_TASK OBJECTIVE_
Look below and pull out each line with the word "text".

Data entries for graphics
********************

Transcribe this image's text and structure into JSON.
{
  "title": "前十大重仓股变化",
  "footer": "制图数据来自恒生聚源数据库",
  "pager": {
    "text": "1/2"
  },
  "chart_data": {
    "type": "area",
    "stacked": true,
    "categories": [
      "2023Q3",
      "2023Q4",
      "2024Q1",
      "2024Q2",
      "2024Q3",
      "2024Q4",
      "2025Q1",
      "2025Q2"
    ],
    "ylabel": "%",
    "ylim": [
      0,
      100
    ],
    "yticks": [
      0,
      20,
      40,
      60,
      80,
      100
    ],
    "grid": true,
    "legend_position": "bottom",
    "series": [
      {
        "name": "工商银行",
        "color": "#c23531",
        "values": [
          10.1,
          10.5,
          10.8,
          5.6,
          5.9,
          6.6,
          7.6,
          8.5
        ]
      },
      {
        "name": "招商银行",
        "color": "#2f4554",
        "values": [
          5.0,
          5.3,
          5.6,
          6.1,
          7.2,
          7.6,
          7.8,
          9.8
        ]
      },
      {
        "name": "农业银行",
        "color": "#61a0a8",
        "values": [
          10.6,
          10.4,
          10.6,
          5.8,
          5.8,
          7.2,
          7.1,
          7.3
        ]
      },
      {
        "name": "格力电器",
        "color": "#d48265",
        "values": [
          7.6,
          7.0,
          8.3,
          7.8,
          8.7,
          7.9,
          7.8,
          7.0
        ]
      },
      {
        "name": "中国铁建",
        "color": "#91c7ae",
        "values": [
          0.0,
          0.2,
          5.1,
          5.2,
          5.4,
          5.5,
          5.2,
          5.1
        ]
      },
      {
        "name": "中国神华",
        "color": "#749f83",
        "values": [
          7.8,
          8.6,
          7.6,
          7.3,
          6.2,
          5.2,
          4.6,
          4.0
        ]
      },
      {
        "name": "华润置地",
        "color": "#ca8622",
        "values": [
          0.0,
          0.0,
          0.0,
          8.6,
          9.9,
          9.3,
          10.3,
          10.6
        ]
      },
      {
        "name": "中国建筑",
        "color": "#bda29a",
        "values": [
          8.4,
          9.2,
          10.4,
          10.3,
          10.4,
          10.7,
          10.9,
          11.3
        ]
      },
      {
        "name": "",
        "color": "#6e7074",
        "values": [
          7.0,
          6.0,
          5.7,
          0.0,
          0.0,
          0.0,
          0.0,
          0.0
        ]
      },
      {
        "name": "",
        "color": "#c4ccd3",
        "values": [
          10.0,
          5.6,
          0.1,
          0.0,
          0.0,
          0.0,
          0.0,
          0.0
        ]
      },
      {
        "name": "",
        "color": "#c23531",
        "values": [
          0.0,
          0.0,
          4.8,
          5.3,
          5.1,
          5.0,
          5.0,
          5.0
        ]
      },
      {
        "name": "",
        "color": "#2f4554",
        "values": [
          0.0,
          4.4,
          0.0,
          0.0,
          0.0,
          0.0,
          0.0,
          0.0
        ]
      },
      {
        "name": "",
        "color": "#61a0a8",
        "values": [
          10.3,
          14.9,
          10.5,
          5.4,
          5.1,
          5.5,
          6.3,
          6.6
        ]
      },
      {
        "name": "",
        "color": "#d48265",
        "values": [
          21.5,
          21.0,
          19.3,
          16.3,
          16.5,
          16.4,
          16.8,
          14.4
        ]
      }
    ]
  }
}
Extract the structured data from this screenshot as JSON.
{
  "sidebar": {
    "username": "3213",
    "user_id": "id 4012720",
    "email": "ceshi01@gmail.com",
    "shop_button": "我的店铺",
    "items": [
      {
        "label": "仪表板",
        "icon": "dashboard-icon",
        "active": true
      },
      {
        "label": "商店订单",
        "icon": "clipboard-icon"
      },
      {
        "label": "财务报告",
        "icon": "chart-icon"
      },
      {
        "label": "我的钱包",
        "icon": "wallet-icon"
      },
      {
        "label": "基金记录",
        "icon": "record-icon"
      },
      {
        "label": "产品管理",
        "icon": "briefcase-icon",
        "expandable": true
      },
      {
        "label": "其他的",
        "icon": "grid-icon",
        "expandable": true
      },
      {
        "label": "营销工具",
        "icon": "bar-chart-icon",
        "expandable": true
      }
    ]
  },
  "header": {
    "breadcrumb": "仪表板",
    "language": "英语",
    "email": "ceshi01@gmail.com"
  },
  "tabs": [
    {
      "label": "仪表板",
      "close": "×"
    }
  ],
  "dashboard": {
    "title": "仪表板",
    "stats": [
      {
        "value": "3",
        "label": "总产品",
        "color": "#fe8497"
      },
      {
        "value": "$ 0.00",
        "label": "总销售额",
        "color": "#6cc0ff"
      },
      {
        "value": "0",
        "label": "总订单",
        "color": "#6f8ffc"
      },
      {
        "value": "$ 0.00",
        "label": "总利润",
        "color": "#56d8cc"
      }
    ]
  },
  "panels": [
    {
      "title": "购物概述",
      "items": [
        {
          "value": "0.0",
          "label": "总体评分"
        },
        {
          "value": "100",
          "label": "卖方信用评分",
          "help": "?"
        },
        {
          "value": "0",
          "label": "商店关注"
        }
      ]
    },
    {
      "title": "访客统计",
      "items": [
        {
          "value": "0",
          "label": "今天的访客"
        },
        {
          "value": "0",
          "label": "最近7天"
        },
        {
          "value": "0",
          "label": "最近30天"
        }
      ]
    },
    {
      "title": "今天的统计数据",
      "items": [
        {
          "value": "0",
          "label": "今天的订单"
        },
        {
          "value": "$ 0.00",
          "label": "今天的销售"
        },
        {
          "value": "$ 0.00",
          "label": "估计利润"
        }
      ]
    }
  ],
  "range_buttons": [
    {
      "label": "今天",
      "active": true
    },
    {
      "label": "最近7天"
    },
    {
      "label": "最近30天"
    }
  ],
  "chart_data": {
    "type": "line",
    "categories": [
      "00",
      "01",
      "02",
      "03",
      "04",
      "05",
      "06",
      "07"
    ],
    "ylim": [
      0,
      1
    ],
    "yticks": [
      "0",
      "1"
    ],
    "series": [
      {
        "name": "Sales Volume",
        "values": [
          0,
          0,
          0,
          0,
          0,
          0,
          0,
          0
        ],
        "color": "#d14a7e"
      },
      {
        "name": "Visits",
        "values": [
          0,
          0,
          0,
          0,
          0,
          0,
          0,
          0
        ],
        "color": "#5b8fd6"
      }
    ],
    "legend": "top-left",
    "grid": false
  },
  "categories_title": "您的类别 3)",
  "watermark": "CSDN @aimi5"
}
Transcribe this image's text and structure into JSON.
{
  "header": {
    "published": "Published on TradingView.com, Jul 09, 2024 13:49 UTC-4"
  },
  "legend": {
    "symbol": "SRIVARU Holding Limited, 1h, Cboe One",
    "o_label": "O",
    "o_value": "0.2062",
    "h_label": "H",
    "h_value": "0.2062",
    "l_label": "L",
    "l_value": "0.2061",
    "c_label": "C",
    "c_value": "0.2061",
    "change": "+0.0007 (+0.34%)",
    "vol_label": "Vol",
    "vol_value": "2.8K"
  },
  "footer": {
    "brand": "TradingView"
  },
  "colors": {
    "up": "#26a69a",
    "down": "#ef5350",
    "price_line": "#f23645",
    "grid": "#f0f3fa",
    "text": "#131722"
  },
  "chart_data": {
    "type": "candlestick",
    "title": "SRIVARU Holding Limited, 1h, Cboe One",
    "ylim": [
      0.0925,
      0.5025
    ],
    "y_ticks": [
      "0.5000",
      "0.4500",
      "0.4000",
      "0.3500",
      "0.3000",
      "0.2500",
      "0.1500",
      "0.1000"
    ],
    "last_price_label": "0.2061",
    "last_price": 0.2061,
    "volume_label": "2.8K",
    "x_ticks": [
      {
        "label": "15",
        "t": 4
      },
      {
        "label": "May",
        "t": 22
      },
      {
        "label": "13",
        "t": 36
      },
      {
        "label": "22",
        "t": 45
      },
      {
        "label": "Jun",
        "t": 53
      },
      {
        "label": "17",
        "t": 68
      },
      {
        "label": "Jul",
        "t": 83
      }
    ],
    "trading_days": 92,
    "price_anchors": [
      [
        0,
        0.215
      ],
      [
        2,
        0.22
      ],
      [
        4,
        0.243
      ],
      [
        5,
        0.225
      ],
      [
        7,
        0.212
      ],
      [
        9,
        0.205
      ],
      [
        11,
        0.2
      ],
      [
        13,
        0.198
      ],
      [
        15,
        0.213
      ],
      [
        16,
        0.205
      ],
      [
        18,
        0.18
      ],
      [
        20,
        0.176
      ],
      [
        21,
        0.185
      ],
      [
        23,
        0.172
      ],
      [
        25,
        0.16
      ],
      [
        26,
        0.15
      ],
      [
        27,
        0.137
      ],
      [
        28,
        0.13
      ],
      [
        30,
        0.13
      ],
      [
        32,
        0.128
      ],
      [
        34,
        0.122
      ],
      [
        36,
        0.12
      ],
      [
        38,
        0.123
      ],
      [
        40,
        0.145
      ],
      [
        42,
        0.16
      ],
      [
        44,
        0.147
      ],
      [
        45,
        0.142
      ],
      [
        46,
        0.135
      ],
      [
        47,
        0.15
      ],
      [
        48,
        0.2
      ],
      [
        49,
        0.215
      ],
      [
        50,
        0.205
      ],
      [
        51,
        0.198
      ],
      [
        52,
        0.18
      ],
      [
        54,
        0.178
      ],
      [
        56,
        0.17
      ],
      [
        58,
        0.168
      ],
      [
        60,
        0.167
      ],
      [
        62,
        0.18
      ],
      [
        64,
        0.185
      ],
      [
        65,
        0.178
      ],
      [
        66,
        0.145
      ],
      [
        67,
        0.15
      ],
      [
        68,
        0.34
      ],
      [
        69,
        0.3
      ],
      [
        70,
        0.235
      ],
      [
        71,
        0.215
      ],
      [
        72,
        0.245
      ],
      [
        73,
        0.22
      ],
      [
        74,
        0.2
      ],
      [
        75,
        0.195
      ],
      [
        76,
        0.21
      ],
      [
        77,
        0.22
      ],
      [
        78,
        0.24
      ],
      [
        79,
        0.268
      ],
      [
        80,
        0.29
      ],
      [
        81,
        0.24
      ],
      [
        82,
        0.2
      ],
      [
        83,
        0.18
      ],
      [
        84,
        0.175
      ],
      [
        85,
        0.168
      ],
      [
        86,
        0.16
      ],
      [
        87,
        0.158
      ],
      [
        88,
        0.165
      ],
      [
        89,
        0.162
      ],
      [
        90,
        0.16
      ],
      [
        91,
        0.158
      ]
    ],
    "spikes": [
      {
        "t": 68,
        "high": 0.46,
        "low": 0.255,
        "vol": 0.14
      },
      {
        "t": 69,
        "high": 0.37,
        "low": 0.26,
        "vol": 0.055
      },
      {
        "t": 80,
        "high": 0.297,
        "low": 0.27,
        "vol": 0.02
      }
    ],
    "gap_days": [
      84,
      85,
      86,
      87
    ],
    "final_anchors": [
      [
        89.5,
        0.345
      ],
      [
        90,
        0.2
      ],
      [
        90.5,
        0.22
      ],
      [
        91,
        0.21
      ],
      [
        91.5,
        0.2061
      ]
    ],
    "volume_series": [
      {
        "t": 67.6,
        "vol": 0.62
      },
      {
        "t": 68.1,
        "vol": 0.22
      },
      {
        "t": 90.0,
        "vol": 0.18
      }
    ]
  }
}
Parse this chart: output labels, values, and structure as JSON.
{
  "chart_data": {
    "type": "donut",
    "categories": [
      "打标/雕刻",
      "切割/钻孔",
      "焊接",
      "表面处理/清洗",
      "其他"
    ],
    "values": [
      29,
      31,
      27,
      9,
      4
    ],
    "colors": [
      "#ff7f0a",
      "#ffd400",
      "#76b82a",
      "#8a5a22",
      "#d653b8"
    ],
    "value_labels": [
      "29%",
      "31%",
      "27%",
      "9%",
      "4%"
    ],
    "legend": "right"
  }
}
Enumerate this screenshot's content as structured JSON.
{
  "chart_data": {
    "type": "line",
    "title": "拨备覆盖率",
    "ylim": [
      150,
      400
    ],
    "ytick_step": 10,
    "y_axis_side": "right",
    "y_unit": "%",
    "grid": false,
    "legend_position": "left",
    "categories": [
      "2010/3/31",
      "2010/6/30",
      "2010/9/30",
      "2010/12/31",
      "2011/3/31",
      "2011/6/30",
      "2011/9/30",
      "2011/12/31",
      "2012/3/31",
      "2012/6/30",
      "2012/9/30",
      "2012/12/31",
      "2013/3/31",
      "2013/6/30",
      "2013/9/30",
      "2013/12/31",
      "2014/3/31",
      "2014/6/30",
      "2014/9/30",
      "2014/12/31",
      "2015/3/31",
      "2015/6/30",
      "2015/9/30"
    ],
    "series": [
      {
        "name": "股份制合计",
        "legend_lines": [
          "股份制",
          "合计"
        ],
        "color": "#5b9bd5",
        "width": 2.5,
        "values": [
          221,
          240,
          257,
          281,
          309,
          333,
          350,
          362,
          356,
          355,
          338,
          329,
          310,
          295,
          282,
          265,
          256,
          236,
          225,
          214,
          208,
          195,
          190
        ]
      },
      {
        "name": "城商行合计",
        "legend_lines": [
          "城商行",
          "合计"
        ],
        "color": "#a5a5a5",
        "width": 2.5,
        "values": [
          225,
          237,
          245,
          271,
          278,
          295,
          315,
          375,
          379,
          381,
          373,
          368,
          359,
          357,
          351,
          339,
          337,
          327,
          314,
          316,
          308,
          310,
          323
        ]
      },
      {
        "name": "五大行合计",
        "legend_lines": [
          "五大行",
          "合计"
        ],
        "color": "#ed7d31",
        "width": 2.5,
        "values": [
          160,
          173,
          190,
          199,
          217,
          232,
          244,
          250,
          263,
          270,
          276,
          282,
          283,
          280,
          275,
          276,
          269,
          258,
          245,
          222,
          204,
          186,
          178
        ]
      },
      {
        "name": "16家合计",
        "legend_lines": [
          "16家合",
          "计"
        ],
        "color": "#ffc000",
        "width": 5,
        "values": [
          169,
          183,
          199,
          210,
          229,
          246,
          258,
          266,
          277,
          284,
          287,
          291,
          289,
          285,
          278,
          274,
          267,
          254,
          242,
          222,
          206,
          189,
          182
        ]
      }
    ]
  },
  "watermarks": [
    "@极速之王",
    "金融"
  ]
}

********************

_TASK RESPONSE_
Transcribe this image's text and structure into JSON.
    "text": "1/2"
Transcribe this image's text and structure into JSON.
    "text": "#131722"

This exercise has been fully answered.